Your task: Output the records exactly as they appear, with no pictures included.

Input records:
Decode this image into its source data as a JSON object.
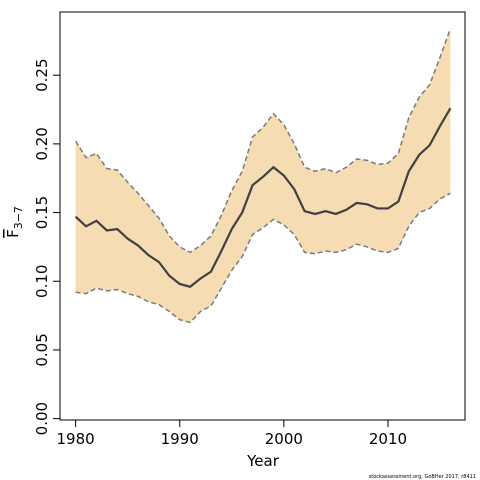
{
  "chart_data": {
    "type": "line",
    "xlabel": "Year",
    "ylabel": "F",
    "ylabel_subscript": "3−7",
    "footer": "stockassessment.org, GoBHer 2017, r8411",
    "x": [
      1980,
      1981,
      1982,
      1983,
      1984,
      1985,
      1986,
      1987,
      1988,
      1989,
      1990,
      1991,
      1992,
      1993,
      1994,
      1995,
      1996,
      1997,
      1998,
      1999,
      2000,
      2001,
      2002,
      2003,
      2004,
      2005,
      2006,
      2007,
      2008,
      2009,
      2010,
      2011,
      2012,
      2013,
      2014,
      2015,
      2016
    ],
    "values": [
      0.147,
      0.14,
      0.144,
      0.137,
      0.138,
      0.131,
      0.126,
      0.119,
      0.114,
      0.104,
      0.098,
      0.096,
      0.102,
      0.107,
      0.122,
      0.138,
      0.15,
      0.17,
      0.176,
      0.183,
      0.177,
      0.167,
      0.151,
      0.149,
      0.151,
      0.149,
      0.152,
      0.157,
      0.156,
      0.153,
      0.153,
      0.158,
      0.18,
      0.192,
      0.199,
      0.213,
      0.226
    ],
    "upper": [
      0.202,
      0.19,
      0.193,
      0.182,
      0.181,
      0.172,
      0.164,
      0.155,
      0.146,
      0.133,
      0.125,
      0.121,
      0.126,
      0.133,
      0.148,
      0.166,
      0.18,
      0.205,
      0.212,
      0.222,
      0.214,
      0.2,
      0.183,
      0.18,
      0.182,
      0.179,
      0.183,
      0.189,
      0.188,
      0.185,
      0.186,
      0.193,
      0.219,
      0.234,
      0.243,
      0.263,
      0.284
    ],
    "lower": [
      0.092,
      0.091,
      0.095,
      0.093,
      0.094,
      0.091,
      0.089,
      0.085,
      0.083,
      0.078,
      0.072,
      0.07,
      0.078,
      0.082,
      0.095,
      0.108,
      0.118,
      0.134,
      0.139,
      0.145,
      0.141,
      0.134,
      0.121,
      0.12,
      0.122,
      0.121,
      0.123,
      0.127,
      0.125,
      0.122,
      0.121,
      0.124,
      0.14,
      0.15,
      0.153,
      0.16,
      0.164
    ],
    "line_color": "#404040",
    "bound_color": "#7a7a7a",
    "band_color": "#f6dcb2",
    "xlim": [
      1978.5,
      2017.4
    ],
    "ylim": [
      -0.001,
      0.296
    ],
    "xticks": [
      1980,
      1990,
      2000,
      2010
    ],
    "yticks": [
      {
        "value": 0,
        "label": "0.00"
      },
      0.05,
      {
        "value": 0.1,
        "label": "0.10"
      },
      0.15,
      {
        "value": 0.2,
        "label": "0.20"
      },
      0.25
    ]
  }
}
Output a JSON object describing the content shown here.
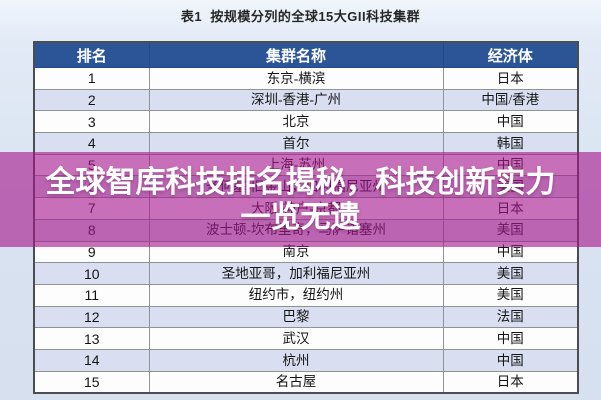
{
  "page": {
    "title": "表1  按规模分列的全球15大GII科技集群"
  },
  "table": {
    "headers": [
      "排名",
      "集群名称",
      "经济体"
    ],
    "rows": [
      {
        "rank": "1",
        "cluster": "东京-横滨",
        "economy": "日本"
      },
      {
        "rank": "2",
        "cluster": "深圳-香港-广州",
        "economy": "中国/香港"
      },
      {
        "rank": "3",
        "cluster": "北京",
        "economy": "中国"
      },
      {
        "rank": "4",
        "cluster": "首尔",
        "economy": "韩国"
      },
      {
        "rank": "5",
        "cluster": "上海-苏州",
        "economy": "中国"
      },
      {
        "rank": "6",
        "cluster": "圣何塞-旧金山，加利福尼亚州",
        "economy": "美国"
      },
      {
        "rank": "7",
        "cluster": "大阪-神户-京都",
        "economy": "日本"
      },
      {
        "rank": "8",
        "cluster": "波士顿-坎布里奇，马萨诸塞州",
        "economy": "美国"
      },
      {
        "rank": "9",
        "cluster": "南京",
        "economy": "中国"
      },
      {
        "rank": "10",
        "cluster": "圣地亚哥，加利福尼亚州",
        "economy": "美国"
      },
      {
        "rank": "11",
        "cluster": "纽约市，纽约州",
        "economy": "美国"
      },
      {
        "rank": "12",
        "cluster": "巴黎",
        "economy": "法国"
      },
      {
        "rank": "13",
        "cluster": "武汉",
        "economy": "中国"
      },
      {
        "rank": "14",
        "cluster": "杭州",
        "economy": "中国"
      },
      {
        "rank": "15",
        "cluster": "名古屋",
        "economy": "日本"
      }
    ]
  },
  "overlay": {
    "line1": "全球智库科技排名揭秘，科技创新实力",
    "line2": "一览无遗",
    "background_color": "#a7188c",
    "background_opacity": "0.62",
    "text_color": "#ffffff"
  },
  "colors": {
    "header_background": "#2b5597",
    "header_text": "#ffffff",
    "row_white": "#fdfdfe",
    "row_alt": "#d9dff0",
    "table_border": "#4a4d52",
    "cell_border": "#8f9398",
    "page_background": "#d8e2f0",
    "caption_text": "#262626"
  }
}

Answer to this task:
Decode this image into its source data as a JSON object.
{
  "chart_data": {
    "type": "line",
    "xlabel": "Year",
    "ylabel": "F",
    "ylabel_subscript": "3−7",
    "footer": "stockassessment.org, GoBHer 2017, r8411",
    "x": [
      1980,
      1981,
      1982,
      1983,
      1984,
      1985,
      1986,
      1987,
      1988,
      1989,
      1990,
      1991,
      1992,
      1993,
      1994,
      1995,
      1996,
      1997,
      1998,
      1999,
      2000,
      2001,
      2002,
      2003,
      2004,
      2005,
      2006,
      2007,
      2008,
      2009,
      2010,
      2011,
      2012,
      2013,
      2014,
      2015,
      2016
    ],
    "values": [
      0.147,
      0.14,
      0.144,
      0.137,
      0.138,
      0.131,
      0.126,
      0.119,
      0.114,
      0.104,
      0.098,
      0.096,
      0.102,
      0.107,
      0.122,
      0.138,
      0.15,
      0.17,
      0.176,
      0.183,
      0.177,
      0.167,
      0.151,
      0.149,
      0.151,
      0.149,
      0.152,
      0.157,
      0.156,
      0.153,
      0.153,
      0.158,
      0.18,
      0.192,
      0.199,
      0.213,
      0.226
    ],
    "upper": [
      0.202,
      0.19,
      0.193,
      0.182,
      0.181,
      0.172,
      0.164,
      0.155,
      0.146,
      0.133,
      0.125,
      0.121,
      0.126,
      0.133,
      0.148,
      0.166,
      0.18,
      0.205,
      0.212,
      0.222,
      0.214,
      0.2,
      0.183,
      0.18,
      0.182,
      0.179,
      0.183,
      0.189,
      0.188,
      0.185,
      0.186,
      0.193,
      0.219,
      0.234,
      0.243,
      0.263,
      0.284
    ],
    "lower": [
      0.092,
      0.091,
      0.095,
      0.093,
      0.094,
      0.091,
      0.089,
      0.085,
      0.083,
      0.078,
      0.072,
      0.07,
      0.078,
      0.082,
      0.095,
      0.108,
      0.118,
      0.134,
      0.139,
      0.145,
      0.141,
      0.134,
      0.121,
      0.12,
      0.122,
      0.121,
      0.123,
      0.127,
      0.125,
      0.122,
      0.121,
      0.124,
      0.14,
      0.15,
      0.153,
      0.16,
      0.164
    ],
    "line_color": "#404040",
    "bound_color": "#7a7a7a",
    "band_color": "#f6dcb2",
    "xlim": [
      1978.5,
      2017.4
    ],
    "ylim": [
      -0.001,
      0.296
    ],
    "xticks": [
      1980,
      1990,
      2000,
      2010
    ],
    "yticks": [
      {
        "value": 0,
        "label": "0.00"
      },
      0.05,
      {
        "value": 0.1,
        "label": "0.10"
      },
      0.15,
      {
        "value": 0.2,
        "label": "0.20"
      },
      0.25
    ]
  }
}
Output a JSON object describing the content shown here.
{
  "page": {
    "title": "表1  按规模分列的全球15大GII科技集群"
  },
  "table": {
    "headers": [
      "排名",
      "集群名称",
      "经济体"
    ],
    "rows": [
      {
        "rank": "1",
        "cluster": "东京-横滨",
        "economy": "日本"
      },
      {
        "rank": "2",
        "cluster": "深圳-香港-广州",
        "economy": "中国/香港"
      },
      {
        "rank": "3",
        "cluster": "北京",
        "economy": "中国"
      },
      {
        "rank": "4",
        "cluster": "首尔",
        "economy": "韩国"
      },
      {
        "rank": "5",
        "cluster": "上海-苏州",
        "economy": "中国"
      },
      {
        "rank": "6",
        "cluster": "圣何塞-旧金山，加利福尼亚州",
        "economy": "美国"
      },
      {
        "rank": "7",
        "cluster": "大阪-神户-京都",
        "economy": "日本"
      },
      {
        "rank": "8",
        "cluster": "波士顿-坎布里奇，马萨诸塞州",
        "economy": "美国"
      },
      {
        "rank": "9",
        "cluster": "南京",
        "economy": "中国"
      },
      {
        "rank": "10",
        "cluster": "圣地亚哥，加利福尼亚州",
        "economy": "美国"
      },
      {
        "rank": "11",
        "cluster": "纽约市，纽约州",
        "economy": "美国"
      },
      {
        "rank": "12",
        "cluster": "巴黎",
        "economy": "法国"
      },
      {
        "rank": "13",
        "cluster": "武汉",
        "economy": "中国"
      },
      {
        "rank": "14",
        "cluster": "杭州",
        "economy": "中国"
      },
      {
        "rank": "15",
        "cluster": "名古屋",
        "economy": "日本"
      }
    ]
  },
  "overlay": {
    "line1": "全球智库科技排名揭秘，科技创新实力",
    "line2": "一览无遗",
    "background_color": "#a7188c",
    "background_opacity": "0.62",
    "text_color": "#ffffff"
  },
  "colors": {
    "header_background": "#2b5597",
    "header_text": "#ffffff",
    "row_white": "#fdfdfe",
    "row_alt": "#d9dff0",
    "table_border": "#4a4d52",
    "cell_border": "#8f9398",
    "page_background": "#d8e2f0",
    "caption_text": "#262626"
  }
}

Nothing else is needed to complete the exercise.